>>
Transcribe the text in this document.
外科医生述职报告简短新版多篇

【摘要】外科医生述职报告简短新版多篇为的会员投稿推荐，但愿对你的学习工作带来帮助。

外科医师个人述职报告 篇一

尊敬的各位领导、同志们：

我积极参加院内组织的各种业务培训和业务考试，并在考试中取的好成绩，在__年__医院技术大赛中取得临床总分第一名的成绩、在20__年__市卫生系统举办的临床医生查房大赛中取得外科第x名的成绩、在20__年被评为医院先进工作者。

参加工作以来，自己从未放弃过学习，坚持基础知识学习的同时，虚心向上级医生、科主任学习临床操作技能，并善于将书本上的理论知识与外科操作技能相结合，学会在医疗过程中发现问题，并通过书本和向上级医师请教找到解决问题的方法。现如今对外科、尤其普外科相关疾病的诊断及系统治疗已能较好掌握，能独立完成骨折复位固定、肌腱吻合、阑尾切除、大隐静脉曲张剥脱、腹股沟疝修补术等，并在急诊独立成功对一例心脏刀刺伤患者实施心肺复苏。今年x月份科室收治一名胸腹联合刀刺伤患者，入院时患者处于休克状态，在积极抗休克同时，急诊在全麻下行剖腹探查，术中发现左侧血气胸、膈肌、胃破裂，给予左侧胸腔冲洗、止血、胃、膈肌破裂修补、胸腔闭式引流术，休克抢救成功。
<<
>>
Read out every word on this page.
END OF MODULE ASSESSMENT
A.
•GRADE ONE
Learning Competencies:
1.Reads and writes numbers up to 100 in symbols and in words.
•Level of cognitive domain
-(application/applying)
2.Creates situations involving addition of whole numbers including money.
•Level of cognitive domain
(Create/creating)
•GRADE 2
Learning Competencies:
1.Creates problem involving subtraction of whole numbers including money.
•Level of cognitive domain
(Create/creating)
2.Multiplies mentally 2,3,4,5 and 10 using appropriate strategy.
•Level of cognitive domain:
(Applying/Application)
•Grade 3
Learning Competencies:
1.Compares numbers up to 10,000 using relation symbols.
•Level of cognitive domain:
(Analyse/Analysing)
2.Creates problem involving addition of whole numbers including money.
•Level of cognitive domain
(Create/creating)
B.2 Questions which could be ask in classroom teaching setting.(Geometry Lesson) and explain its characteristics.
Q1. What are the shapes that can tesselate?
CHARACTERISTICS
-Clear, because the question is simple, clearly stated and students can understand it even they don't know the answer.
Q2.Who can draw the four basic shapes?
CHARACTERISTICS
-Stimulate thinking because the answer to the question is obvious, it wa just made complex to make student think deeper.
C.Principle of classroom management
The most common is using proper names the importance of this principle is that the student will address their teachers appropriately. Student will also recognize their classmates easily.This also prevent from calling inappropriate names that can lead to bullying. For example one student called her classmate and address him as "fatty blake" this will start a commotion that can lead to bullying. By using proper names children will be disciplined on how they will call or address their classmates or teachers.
<<
>>
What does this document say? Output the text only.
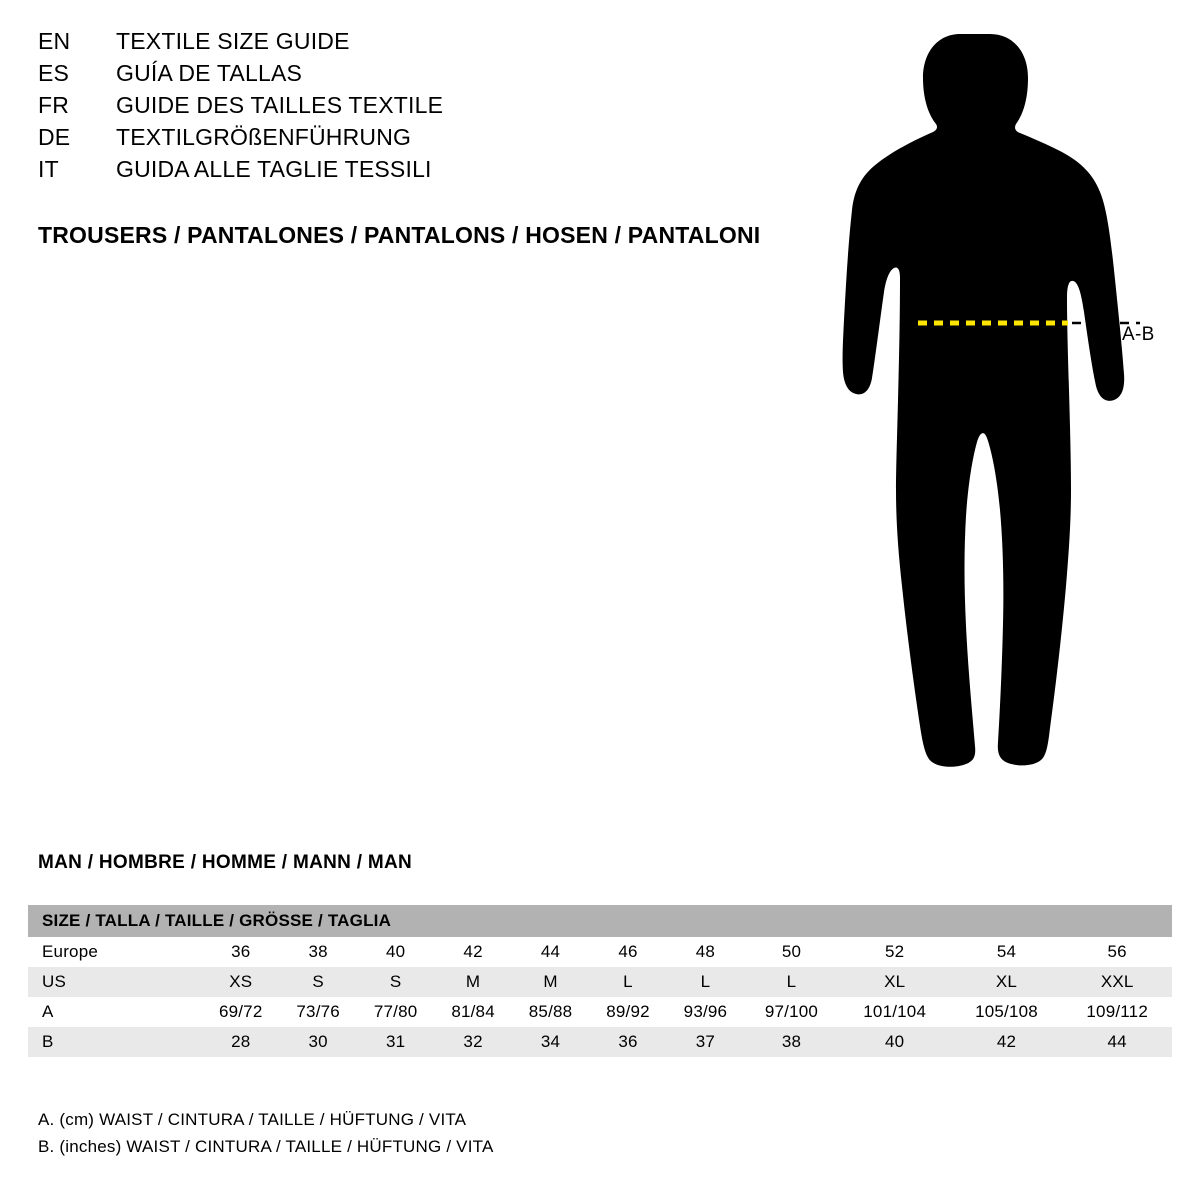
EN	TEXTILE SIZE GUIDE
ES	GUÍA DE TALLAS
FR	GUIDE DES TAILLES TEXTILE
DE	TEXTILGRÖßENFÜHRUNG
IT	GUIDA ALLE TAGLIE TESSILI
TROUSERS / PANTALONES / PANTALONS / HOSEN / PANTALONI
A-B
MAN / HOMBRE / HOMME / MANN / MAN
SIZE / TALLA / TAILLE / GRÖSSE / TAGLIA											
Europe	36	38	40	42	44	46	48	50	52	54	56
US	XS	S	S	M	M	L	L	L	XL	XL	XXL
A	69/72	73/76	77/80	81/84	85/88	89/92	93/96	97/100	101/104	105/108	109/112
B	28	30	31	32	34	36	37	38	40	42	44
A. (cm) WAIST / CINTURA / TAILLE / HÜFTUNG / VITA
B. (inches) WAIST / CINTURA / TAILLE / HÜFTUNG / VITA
<<
_Written task_: Identify the lines above that contain the word "Creates", then copy them.

_Reply to the task_:
2.Creates situations involving addition of whole numbers including money.
1.Creates problem involving subtraction of whole numbers including money.
2.Creates problem involving addition of whole numbers including money.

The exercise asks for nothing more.